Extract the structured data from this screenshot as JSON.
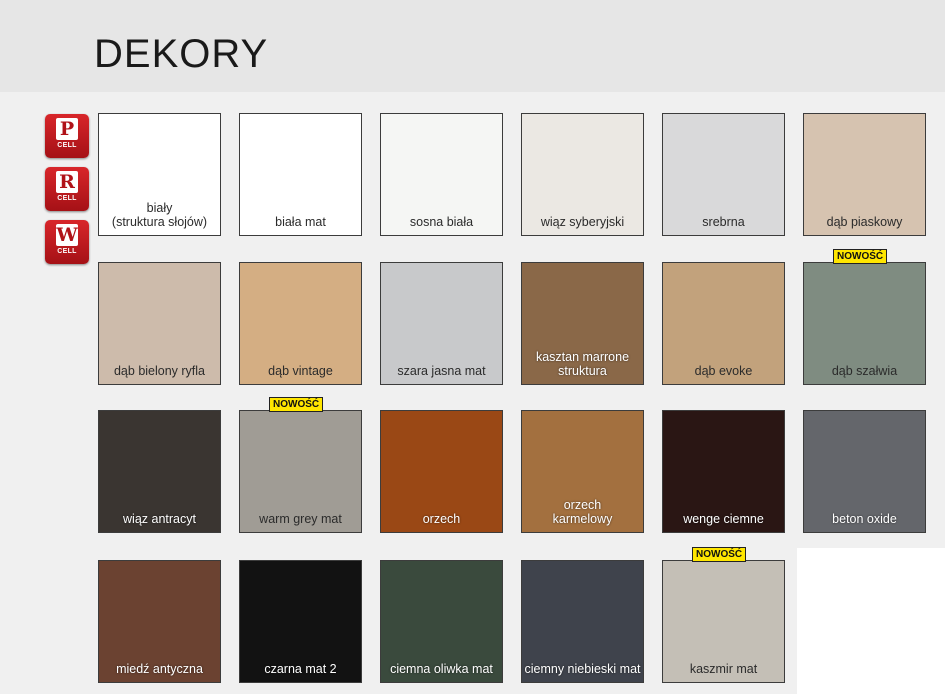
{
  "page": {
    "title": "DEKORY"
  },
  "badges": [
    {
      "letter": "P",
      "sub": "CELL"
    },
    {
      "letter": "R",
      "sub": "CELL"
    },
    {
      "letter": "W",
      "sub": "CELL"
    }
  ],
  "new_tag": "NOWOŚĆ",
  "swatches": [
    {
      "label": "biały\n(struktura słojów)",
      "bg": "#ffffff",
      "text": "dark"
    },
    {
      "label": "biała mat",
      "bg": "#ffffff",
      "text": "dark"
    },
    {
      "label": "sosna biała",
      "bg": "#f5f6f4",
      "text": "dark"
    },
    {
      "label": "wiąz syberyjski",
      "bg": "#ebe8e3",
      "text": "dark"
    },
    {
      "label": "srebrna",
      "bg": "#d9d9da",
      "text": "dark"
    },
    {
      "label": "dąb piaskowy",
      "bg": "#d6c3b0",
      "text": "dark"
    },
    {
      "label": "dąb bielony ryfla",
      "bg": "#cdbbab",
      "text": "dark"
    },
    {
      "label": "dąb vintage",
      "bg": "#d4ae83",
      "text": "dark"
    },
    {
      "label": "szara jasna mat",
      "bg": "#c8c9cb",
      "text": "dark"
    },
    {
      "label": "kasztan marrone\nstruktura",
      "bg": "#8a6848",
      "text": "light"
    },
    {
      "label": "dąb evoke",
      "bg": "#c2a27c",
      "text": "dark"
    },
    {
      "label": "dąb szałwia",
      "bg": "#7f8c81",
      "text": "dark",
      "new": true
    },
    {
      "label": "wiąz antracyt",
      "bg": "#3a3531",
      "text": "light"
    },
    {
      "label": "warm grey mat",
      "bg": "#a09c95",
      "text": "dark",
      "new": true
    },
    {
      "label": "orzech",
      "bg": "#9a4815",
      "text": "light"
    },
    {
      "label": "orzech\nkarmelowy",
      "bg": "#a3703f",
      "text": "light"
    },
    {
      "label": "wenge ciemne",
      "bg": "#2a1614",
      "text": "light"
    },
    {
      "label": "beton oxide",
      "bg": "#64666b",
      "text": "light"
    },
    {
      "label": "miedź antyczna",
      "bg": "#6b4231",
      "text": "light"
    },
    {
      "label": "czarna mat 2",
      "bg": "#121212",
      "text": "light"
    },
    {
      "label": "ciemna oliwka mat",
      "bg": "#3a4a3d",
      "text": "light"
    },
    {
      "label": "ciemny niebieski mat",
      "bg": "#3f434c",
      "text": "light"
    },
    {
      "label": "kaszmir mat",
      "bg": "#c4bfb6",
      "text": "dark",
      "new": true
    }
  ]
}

**********

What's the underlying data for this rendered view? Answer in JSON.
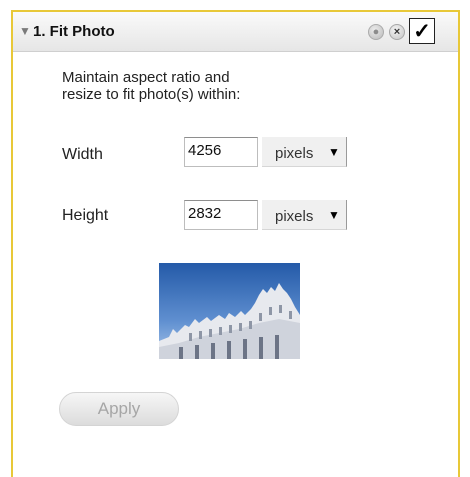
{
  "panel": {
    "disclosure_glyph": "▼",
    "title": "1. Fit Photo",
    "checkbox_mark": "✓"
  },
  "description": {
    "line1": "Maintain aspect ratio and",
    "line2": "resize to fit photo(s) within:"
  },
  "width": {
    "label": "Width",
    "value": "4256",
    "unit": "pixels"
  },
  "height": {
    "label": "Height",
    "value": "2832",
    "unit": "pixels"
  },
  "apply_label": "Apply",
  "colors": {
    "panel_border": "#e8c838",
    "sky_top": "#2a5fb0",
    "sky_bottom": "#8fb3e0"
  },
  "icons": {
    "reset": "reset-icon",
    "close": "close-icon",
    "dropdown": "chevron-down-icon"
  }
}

**********

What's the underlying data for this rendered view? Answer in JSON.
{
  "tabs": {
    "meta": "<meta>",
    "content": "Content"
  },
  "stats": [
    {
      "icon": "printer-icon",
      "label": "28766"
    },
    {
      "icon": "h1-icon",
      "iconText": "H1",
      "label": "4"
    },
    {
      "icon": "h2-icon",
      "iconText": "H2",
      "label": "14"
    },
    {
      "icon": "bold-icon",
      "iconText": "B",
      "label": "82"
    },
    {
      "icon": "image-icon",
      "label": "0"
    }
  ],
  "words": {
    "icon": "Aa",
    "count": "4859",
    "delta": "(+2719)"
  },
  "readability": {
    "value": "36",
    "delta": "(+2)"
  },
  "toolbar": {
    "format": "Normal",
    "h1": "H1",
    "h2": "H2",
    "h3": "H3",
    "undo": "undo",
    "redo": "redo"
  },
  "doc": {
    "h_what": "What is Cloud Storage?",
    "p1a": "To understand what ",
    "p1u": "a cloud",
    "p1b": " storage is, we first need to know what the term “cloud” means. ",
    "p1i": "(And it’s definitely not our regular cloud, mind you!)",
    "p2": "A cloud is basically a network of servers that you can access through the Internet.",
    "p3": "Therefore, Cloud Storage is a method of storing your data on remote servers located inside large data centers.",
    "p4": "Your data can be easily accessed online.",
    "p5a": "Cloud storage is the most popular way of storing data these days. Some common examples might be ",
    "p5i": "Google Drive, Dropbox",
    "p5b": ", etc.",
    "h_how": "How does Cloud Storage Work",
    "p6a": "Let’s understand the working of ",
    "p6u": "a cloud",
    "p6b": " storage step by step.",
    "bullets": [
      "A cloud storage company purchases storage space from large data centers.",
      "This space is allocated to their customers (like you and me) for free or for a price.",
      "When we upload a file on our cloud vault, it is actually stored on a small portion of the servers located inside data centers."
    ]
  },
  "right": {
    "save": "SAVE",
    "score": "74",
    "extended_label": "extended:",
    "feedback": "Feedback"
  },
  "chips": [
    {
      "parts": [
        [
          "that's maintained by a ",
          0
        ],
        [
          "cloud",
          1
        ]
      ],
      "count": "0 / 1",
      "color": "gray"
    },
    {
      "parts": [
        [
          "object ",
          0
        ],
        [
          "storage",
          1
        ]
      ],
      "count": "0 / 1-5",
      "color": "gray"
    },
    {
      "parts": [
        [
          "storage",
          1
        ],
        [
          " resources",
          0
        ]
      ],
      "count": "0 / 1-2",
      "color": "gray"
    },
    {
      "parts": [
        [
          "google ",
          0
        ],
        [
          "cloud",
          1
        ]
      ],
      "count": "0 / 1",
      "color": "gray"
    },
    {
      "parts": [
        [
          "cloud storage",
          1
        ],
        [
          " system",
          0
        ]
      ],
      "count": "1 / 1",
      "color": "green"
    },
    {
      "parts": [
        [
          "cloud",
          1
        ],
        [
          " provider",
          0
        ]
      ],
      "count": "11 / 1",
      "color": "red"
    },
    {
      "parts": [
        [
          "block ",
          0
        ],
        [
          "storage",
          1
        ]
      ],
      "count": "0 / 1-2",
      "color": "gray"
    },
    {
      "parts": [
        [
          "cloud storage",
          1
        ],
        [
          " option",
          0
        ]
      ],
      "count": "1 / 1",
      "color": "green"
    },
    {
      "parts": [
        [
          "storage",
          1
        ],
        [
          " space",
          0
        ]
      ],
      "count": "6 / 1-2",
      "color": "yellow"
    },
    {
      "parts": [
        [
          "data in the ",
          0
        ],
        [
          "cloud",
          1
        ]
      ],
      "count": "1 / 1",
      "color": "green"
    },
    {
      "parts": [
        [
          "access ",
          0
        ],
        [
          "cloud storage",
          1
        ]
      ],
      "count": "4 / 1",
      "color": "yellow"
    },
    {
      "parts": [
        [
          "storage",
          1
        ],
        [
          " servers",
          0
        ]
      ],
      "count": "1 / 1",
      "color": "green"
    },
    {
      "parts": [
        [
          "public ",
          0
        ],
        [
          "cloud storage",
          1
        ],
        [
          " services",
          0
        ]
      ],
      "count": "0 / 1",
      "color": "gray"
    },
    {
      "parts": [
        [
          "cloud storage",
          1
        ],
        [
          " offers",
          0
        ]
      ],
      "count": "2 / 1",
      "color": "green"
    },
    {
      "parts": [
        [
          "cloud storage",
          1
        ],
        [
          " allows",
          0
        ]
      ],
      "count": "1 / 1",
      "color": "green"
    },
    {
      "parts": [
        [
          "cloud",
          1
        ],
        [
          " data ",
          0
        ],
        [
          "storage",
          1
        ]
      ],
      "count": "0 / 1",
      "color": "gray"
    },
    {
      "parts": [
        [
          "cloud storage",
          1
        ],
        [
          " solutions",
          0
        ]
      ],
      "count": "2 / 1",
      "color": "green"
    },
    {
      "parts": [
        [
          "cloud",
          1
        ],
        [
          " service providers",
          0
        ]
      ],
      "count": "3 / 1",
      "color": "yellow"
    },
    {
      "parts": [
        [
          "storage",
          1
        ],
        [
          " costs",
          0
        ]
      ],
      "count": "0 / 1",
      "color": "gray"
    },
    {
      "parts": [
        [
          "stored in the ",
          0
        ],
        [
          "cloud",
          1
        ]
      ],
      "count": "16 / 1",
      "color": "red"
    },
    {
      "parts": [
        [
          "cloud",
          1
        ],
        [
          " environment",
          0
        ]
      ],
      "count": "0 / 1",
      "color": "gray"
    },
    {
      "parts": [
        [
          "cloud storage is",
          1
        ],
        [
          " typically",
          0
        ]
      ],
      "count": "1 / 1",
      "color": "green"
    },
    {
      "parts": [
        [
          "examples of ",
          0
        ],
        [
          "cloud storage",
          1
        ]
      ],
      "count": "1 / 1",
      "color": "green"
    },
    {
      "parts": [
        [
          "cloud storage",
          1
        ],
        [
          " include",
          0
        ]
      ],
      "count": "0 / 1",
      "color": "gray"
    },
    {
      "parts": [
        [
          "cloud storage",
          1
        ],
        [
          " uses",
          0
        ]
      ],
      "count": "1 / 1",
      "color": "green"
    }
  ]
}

**********

Short task:
Copy each line of the data above that holds "servers".

Answer in full:
    "p2": "A cloud is basically a network of servers that you can access through the Internet.",
    "p3": "Therefore, Cloud Storage is a method of storing your data on remote servers located inside large data centers.",
      "When we upload a file on our cloud vault, it is actually stored on a small portion of the servers located inside data centers."
          " servers",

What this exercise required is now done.